◆ Short problem
Search the data for the string "LMRD" and gather each line it is in.

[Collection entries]
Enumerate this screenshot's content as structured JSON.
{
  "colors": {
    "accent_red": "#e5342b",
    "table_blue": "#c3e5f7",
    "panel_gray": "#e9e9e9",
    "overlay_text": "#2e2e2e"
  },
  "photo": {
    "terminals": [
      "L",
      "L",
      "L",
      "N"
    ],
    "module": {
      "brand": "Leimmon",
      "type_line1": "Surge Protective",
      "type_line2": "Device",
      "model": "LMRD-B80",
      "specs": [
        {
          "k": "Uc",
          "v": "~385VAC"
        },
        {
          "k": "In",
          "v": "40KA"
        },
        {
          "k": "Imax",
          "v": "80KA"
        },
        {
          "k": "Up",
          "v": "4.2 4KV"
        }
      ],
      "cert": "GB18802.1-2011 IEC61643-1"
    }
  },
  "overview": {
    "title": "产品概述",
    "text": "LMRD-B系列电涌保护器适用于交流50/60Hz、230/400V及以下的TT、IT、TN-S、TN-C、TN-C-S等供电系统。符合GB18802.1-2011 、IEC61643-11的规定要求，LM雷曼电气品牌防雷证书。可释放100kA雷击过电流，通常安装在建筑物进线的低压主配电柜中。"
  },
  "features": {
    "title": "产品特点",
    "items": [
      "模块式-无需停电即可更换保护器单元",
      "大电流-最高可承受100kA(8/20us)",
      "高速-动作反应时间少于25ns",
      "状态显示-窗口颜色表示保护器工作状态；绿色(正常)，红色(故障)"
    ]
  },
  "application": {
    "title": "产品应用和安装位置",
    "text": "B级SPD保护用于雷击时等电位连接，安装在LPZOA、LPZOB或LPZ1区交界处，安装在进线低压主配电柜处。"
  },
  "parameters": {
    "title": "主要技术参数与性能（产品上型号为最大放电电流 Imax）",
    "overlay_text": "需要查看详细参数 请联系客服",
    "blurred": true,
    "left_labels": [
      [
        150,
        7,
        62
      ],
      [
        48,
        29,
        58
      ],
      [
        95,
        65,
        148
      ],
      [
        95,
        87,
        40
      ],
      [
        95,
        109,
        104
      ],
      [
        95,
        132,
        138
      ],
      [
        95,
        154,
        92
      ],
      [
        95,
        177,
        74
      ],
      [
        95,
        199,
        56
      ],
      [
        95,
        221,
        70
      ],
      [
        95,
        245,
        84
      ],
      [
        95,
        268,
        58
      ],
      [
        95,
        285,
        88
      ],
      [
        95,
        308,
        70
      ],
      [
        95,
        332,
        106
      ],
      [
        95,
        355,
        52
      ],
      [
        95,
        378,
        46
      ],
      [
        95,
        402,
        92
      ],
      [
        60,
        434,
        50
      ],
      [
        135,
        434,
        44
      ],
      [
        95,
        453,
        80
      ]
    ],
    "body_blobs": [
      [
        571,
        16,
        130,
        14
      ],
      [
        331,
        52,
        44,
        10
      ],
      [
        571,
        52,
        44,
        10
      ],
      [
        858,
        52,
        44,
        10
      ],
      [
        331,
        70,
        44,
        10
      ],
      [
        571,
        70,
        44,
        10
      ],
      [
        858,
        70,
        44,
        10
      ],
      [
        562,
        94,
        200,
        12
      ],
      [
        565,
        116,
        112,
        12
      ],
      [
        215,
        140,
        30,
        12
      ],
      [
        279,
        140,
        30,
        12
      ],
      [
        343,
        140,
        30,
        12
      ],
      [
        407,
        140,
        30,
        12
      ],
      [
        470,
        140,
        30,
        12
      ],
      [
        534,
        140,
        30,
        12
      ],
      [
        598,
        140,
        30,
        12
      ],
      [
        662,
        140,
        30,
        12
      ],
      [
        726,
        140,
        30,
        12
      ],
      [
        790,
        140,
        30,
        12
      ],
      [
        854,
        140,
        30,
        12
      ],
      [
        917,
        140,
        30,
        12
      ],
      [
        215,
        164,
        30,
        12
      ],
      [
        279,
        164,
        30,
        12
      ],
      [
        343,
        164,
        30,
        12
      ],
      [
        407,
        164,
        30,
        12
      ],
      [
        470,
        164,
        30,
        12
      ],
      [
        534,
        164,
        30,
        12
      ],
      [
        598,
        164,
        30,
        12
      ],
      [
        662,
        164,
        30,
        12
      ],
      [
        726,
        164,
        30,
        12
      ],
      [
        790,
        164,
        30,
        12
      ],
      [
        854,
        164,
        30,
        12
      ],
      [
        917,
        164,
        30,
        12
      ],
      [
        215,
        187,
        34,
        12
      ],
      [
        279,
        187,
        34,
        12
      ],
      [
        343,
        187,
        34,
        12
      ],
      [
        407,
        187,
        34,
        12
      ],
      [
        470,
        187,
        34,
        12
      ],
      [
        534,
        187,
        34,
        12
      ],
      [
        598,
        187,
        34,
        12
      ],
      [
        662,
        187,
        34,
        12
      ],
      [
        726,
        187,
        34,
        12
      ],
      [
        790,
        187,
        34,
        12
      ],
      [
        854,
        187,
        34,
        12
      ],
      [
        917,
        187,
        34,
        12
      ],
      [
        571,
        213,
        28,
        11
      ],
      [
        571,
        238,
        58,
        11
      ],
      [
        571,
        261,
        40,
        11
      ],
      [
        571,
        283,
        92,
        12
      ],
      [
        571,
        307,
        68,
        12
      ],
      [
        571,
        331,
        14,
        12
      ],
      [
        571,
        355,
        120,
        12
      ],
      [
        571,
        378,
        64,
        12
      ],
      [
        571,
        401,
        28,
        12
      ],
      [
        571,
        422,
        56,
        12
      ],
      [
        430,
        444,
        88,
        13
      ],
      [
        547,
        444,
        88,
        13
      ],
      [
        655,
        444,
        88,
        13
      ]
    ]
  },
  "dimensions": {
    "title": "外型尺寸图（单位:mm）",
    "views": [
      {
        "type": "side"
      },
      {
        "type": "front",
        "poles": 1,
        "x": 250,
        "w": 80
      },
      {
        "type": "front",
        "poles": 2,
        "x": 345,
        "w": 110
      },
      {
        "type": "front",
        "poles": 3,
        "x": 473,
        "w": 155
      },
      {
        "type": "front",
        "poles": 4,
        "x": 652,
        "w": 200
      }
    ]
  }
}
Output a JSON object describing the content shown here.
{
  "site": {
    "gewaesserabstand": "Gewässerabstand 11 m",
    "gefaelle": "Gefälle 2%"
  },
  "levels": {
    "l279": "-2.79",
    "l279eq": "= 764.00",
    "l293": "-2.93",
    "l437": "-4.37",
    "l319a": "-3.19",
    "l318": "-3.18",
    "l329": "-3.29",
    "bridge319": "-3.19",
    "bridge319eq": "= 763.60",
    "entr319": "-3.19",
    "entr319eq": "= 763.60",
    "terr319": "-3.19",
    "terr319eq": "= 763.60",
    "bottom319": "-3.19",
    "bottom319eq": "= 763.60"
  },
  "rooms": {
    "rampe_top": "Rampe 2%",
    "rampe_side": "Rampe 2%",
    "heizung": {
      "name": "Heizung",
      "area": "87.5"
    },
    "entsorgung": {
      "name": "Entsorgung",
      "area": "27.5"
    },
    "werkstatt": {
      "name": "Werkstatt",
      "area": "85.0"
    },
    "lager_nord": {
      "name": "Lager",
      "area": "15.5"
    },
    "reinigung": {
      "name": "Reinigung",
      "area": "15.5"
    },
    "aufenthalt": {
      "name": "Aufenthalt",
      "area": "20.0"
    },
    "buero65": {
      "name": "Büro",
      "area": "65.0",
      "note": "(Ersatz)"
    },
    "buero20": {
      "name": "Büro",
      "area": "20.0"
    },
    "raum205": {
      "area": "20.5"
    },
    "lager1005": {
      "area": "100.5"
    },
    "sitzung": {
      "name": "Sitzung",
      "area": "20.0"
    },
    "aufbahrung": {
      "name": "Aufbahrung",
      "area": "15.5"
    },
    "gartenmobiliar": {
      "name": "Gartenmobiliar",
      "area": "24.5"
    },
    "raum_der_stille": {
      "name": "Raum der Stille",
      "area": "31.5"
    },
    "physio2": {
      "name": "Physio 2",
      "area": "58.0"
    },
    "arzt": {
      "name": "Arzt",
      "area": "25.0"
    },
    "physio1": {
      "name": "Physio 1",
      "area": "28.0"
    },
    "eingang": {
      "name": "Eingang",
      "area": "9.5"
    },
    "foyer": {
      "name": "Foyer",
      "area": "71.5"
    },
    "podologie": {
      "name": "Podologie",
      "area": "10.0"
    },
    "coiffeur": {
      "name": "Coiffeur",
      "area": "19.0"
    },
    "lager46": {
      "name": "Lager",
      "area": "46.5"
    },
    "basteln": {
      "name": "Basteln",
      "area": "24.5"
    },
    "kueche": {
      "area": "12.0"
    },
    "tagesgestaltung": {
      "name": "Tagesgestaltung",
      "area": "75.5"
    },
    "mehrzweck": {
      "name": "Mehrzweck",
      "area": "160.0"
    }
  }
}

◆ Expected output
      "model": "LMRD-B80",
    "text": "LMRD-B系列电涌保护器适用于交流50/60Hz、230/400V及以下的TT、IT、TN-S、TN-C、TN-C-S等供电系统。符合GB18802.1-2011 、IEC61643-11的规定要求，LM雷曼电气品牌防雷证书。可释放100kA雷击过电流，通常安装在建筑物进线的低压主配电柜中。"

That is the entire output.